# TASK STATEMENT:
Each line of the material below that holds the word "stories" needs to be copied.

# RAW RECORDS:
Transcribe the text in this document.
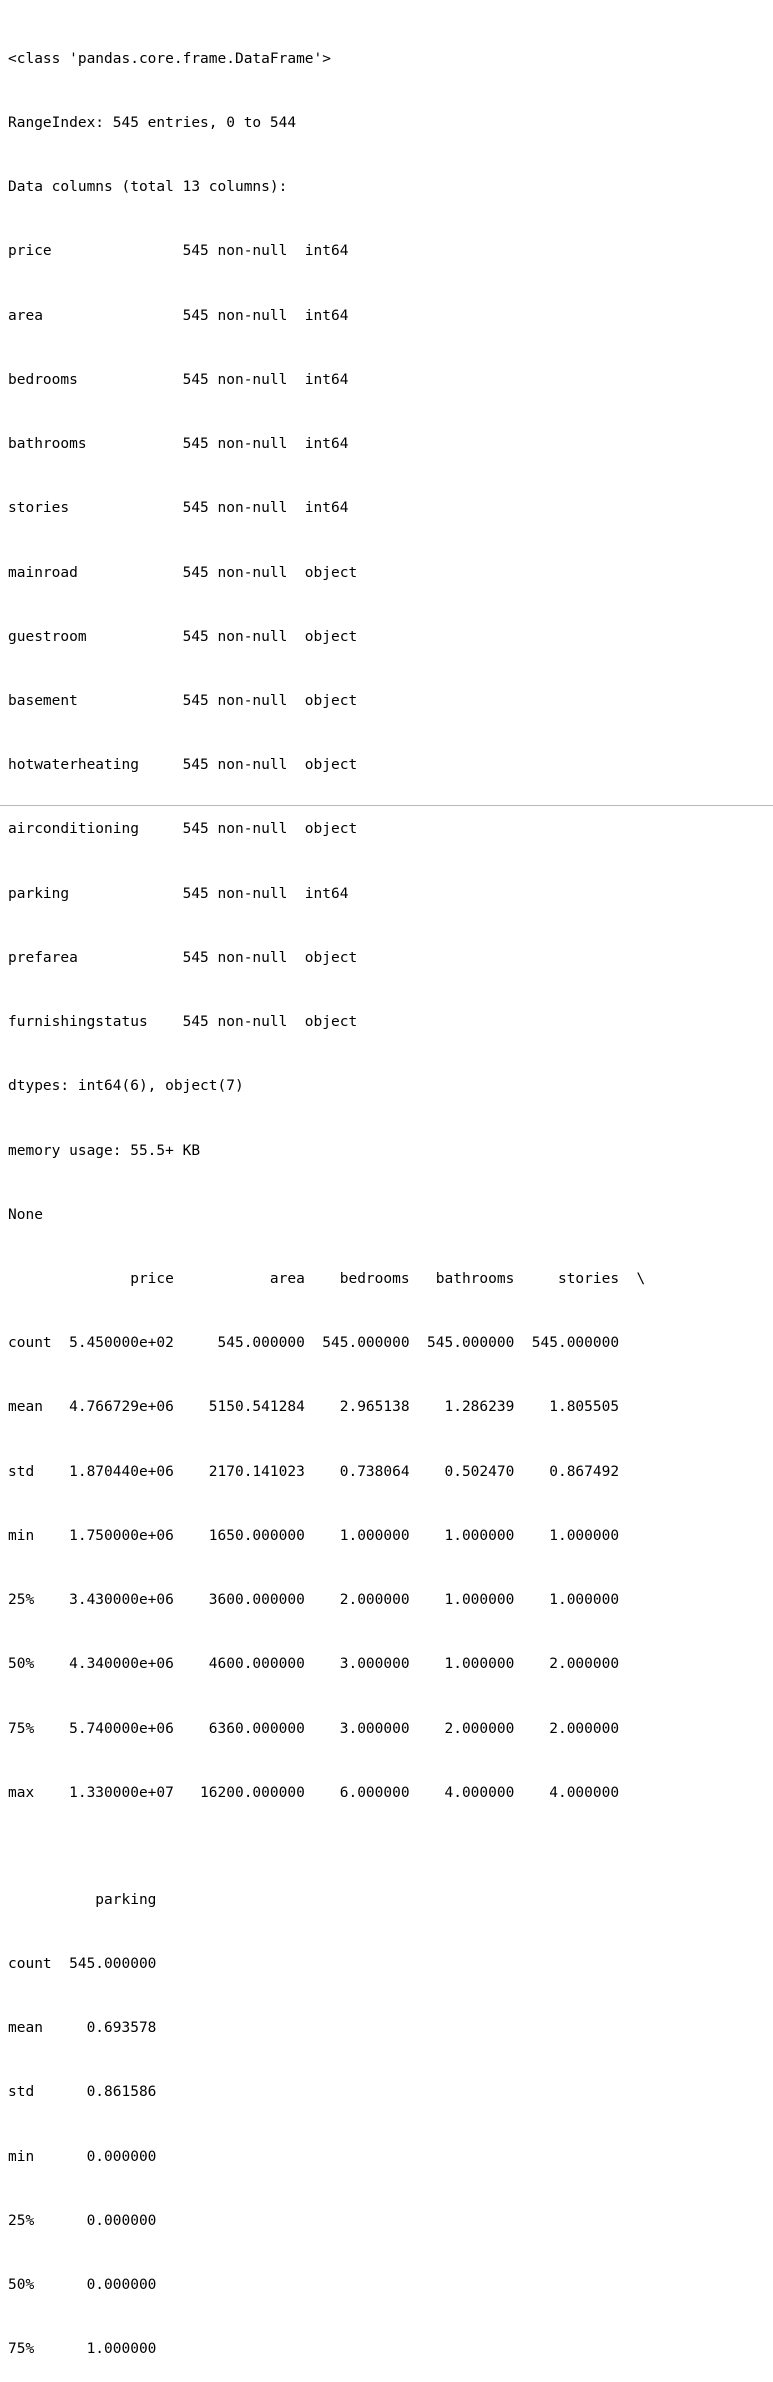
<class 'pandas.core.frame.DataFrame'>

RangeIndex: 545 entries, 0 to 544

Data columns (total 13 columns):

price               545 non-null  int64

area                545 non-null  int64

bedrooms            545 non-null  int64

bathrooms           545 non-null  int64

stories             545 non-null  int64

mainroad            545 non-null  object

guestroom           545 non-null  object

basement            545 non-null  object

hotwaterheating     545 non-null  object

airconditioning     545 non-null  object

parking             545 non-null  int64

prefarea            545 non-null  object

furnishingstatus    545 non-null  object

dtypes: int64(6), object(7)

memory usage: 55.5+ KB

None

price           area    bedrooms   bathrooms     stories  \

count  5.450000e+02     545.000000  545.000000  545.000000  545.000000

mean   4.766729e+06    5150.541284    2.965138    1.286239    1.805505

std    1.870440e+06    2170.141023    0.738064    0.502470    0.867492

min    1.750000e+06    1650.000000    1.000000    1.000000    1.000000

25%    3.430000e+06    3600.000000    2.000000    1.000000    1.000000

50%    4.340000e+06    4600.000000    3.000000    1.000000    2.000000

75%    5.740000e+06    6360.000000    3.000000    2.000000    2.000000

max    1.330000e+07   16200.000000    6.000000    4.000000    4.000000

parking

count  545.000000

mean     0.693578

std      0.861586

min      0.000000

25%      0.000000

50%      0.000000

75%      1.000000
---
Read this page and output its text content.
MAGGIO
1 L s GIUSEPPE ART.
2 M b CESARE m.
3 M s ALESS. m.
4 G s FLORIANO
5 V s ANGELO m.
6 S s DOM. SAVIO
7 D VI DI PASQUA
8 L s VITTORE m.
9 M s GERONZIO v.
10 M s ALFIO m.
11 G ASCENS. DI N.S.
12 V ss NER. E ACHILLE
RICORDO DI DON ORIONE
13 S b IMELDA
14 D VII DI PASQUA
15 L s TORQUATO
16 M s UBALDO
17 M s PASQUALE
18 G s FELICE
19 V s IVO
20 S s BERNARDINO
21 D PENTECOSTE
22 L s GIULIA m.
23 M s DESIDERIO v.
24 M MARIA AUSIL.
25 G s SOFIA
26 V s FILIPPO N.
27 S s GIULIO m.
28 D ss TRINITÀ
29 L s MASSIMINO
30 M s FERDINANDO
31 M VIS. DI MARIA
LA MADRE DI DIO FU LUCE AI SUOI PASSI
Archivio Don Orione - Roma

# THE SOLUTION:
stories             545 non-null  int64
price           area    bedrooms   bathrooms     stories  \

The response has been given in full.